Extracted data entries
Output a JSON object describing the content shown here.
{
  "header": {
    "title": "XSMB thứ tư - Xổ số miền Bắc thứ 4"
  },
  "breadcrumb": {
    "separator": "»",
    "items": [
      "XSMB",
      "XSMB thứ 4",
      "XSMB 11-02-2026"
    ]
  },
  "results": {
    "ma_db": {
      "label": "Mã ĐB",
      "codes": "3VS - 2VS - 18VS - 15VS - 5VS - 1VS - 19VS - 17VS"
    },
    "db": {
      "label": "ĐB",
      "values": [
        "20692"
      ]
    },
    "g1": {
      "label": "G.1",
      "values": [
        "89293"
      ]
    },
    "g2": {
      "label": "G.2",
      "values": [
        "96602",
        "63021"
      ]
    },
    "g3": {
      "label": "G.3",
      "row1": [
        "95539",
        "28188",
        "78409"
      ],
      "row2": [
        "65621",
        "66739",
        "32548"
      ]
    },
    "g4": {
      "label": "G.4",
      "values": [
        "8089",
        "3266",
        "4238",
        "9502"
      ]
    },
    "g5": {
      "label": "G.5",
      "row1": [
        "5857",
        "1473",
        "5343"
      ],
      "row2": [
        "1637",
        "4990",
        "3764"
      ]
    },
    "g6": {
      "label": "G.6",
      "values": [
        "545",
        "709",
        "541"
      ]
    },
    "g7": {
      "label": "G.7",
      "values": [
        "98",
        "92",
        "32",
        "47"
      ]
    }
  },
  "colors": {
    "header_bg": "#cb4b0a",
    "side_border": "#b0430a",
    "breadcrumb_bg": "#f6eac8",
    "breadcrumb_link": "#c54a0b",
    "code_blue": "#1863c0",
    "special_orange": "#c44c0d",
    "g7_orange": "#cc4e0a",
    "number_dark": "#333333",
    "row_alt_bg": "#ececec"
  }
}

▶ Goal: Write out the full set of records exactly as given.

▶ Result of the exercise:
Output a JSON object describing the content shown here.
{
  "header": {
    "title": "XSMB thứ tư - Xổ số miền Bắc thứ 4"
  },
  "breadcrumb": {
    "separator": "»",
    "items": [
      "XSMB",
      "XSMB thứ 4",
      "XSMB 11-02-2026"
    ]
  },
  "results": {
    "ma_db": {
      "label": "Mã ĐB",
      "codes": "3VS - 2VS - 18VS - 15VS - 5VS - 1VS - 19VS - 17VS"
    },
    "db": {
      "label": "ĐB",
      "values": [
        "20692"
      ]
    },
    "g1": {
      "label": "G.1",
      "values": [
        "89293"
      ]
    },
    "g2": {
      "label": "G.2",
      "values": [
        "96602",
        "63021"
      ]
    },
    "g3": {
      "label": "G.3",
      "row1": [
        "95539",
        "28188",
        "78409"
      ],
      "row2": [
        "65621",
        "66739",
        "32548"
      ]
    },
    "g4": {
      "label": "G.4",
      "values": [
        "8089",
        "3266",
        "4238",
        "9502"
      ]
    },
    "g5": {
      "label": "G.5",
      "row1": [
        "5857",
        "1473",
        "5343"
      ],
      "row2": [
        "1637",
        "4990",
        "3764"
      ]
    },
    "g6": {
      "label": "G.6",
      "values": [
        "545",
        "709",
        "541"
      ]
    },
    "g7": {
      "label": "G.7",
      "values": [
        "98",
        "92",
        "32",
        "47"
      ]
    }
  },
  "colors": {
    "header_bg": "#cb4b0a",
    "side_border": "#b0430a",
    "breadcrumb_bg": "#f6eac8",
    "breadcrumb_link": "#c54a0b",
    "code_blue": "#1863c0",
    "special_orange": "#c44c0d",
    "g7_orange": "#cc4e0a",
    "number_dark": "#333333",
    "row_alt_bg": "#ececec"
  }
}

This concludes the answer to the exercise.